TASK PROMPT:
In the listing below, locate the lines that hold the string "label". Copy those lines.

SOURCE DATA:

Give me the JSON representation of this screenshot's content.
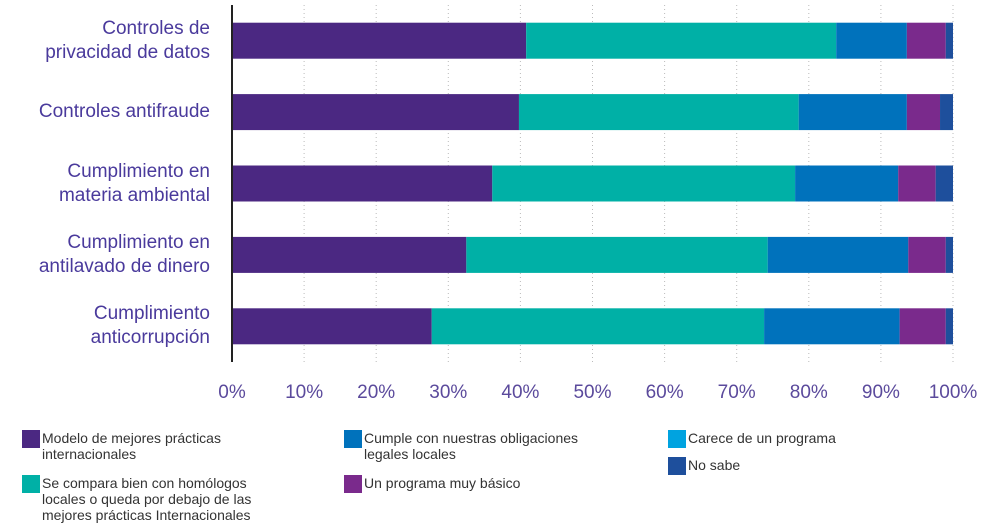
{
  "chart_data": {
    "type": "stacked-barh",
    "categories": [
      "Controles de\nprivacidad de datos",
      "Controles antifraude",
      "Cumplimiento en\nmateria ambiental",
      "Cumplimiento en\nantilavado de dinero",
      "Cumplimiento\nanticorrupción"
    ],
    "series": [
      {
        "name": "Modelo de mejores prácticas internacionales",
        "color": "#4b2882",
        "values": [
          40.8,
          39.8,
          36.1,
          32.5,
          27.7
        ]
      },
      {
        "name": "Se compara bien con homólogos locales o queda por debajo de las mejores prácticas Internacionales",
        "color": "#00b0a6",
        "values": [
          43.0,
          38.8,
          42.0,
          41.8,
          46.1
        ]
      },
      {
        "name": "Cumple con nuestras obligaciones legales locales",
        "color": "#0072bc",
        "values": [
          9.8,
          15.0,
          14.3,
          19.5,
          18.8
        ]
      },
      {
        "name": "Carece de un programa",
        "color": "#00a3e0",
        "values": [
          0,
          0,
          0,
          0,
          0
        ]
      },
      {
        "name": "Un programa muy básico",
        "color": "#7a2a8c",
        "values": [
          5.4,
          4.6,
          5.2,
          5.2,
          6.4
        ]
      },
      {
        "name": "No sabe",
        "color": "#1e4f9c",
        "values": [
          1.0,
          1.8,
          2.4,
          1.0,
          1.0
        ]
      }
    ],
    "xlim": [
      0,
      100
    ],
    "xticks": [
      {
        "value": 0,
        "label": "0%"
      },
      {
        "value": 10,
        "label": "10%"
      },
      {
        "value": 20,
        "label": "20%"
      },
      {
        "value": 30,
        "label": "30%"
      },
      {
        "value": 40,
        "label": "40%"
      },
      {
        "value": 50,
        "label": "50%"
      },
      {
        "value": 60,
        "label": "60%"
      },
      {
        "value": 70,
        "label": "70%"
      },
      {
        "value": 80,
        "label": "80%"
      },
      {
        "value": 90,
        "label": "90%"
      },
      {
        "value": 100,
        "label": "100%"
      }
    ],
    "grid": true
  }
}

RESPONSE FOR THIS EXERCISE:
        "label": "0%"
        "label": "10%"
        "label": "20%"
        "label": "30%"
        "label": "40%"
        "label": "50%"
        "label": "60%"
        "label": "70%"
        "label": "80%"
        "label": "90%"
        "label": "100%"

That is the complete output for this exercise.